* WHAT TO WORK ON
Each line containing the word "this" needs to be copied.

/---

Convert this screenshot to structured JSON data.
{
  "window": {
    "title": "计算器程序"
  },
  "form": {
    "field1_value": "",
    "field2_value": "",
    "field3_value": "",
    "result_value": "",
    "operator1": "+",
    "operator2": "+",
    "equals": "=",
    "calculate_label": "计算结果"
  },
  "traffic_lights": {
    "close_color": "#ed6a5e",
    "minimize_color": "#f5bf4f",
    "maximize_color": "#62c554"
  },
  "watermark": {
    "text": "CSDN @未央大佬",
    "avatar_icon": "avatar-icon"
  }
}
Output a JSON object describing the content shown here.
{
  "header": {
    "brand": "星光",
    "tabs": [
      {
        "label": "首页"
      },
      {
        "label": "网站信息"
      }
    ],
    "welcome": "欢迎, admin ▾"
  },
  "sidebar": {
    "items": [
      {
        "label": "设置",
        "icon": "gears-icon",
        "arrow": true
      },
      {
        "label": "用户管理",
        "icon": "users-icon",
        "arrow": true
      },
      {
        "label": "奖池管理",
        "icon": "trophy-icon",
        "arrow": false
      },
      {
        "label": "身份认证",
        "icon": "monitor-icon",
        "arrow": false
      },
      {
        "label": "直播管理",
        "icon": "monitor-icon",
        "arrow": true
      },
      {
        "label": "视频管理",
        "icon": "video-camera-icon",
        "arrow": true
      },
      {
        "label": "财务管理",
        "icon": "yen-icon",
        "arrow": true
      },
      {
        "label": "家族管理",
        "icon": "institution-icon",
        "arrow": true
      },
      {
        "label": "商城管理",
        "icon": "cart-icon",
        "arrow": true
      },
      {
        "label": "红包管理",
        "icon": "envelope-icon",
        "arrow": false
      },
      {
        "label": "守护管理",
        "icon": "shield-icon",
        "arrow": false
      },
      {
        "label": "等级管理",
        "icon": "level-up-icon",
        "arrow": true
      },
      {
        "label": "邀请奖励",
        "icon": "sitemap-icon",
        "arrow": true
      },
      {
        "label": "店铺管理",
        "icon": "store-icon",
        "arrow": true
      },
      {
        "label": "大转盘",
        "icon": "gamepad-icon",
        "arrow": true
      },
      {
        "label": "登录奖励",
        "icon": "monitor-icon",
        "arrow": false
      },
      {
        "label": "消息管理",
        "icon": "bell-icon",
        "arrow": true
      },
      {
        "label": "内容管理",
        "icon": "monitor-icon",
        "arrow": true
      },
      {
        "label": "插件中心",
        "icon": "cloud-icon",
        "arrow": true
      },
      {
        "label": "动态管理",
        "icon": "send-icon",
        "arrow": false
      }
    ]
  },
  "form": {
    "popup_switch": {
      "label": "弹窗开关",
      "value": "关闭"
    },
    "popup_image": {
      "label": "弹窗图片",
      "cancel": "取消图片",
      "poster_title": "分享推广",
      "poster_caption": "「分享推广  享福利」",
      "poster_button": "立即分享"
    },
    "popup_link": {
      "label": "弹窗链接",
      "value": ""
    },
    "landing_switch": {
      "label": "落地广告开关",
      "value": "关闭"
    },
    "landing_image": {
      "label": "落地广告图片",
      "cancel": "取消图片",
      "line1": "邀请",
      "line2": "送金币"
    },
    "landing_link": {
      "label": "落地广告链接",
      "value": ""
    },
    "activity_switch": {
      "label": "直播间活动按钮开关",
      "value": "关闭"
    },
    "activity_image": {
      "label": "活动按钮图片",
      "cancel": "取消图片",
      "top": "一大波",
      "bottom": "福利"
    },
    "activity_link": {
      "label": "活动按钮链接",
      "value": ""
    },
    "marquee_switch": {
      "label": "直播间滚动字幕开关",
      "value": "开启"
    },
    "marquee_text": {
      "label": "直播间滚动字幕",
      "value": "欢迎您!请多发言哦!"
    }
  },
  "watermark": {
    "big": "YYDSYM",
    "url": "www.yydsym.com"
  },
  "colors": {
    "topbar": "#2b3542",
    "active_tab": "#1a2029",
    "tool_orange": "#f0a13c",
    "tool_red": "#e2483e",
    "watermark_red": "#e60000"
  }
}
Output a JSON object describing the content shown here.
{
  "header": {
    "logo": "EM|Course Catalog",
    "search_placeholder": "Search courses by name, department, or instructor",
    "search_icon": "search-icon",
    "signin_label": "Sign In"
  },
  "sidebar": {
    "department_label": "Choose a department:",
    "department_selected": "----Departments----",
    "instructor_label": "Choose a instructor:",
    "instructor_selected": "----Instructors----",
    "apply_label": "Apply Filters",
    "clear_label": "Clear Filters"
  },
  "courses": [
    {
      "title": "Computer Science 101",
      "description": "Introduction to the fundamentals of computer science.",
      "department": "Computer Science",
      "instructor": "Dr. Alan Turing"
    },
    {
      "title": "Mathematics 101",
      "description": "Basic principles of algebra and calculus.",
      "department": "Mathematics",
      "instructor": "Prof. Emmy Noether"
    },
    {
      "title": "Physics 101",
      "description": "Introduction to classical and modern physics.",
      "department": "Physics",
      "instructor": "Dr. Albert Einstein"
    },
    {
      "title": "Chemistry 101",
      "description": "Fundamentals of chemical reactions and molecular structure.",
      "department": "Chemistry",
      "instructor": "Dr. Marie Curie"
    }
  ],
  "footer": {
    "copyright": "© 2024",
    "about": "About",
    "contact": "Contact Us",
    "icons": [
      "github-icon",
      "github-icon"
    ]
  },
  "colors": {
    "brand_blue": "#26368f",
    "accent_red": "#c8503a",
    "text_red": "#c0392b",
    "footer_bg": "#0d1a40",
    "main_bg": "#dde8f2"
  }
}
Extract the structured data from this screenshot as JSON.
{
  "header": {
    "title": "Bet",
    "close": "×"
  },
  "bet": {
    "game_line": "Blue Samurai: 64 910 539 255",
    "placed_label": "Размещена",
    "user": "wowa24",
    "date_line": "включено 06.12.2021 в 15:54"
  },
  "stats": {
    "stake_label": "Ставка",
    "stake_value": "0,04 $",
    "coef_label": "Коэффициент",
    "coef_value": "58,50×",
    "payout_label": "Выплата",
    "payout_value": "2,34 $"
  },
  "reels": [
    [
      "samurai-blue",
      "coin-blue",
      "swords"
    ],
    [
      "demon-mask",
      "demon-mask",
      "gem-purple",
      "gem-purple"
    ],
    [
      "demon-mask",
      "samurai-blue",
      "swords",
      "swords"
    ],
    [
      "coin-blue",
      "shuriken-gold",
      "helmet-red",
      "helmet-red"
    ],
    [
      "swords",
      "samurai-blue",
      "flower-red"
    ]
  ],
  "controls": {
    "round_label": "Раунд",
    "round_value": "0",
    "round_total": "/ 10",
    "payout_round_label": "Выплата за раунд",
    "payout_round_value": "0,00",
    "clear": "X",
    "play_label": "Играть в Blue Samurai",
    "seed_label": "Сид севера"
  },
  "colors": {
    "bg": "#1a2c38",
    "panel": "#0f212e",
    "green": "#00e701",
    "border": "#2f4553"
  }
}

\---

* TASK RESULT
Convert this screenshot to structured JSON data.
Extract the structured data from this screenshot as JSON.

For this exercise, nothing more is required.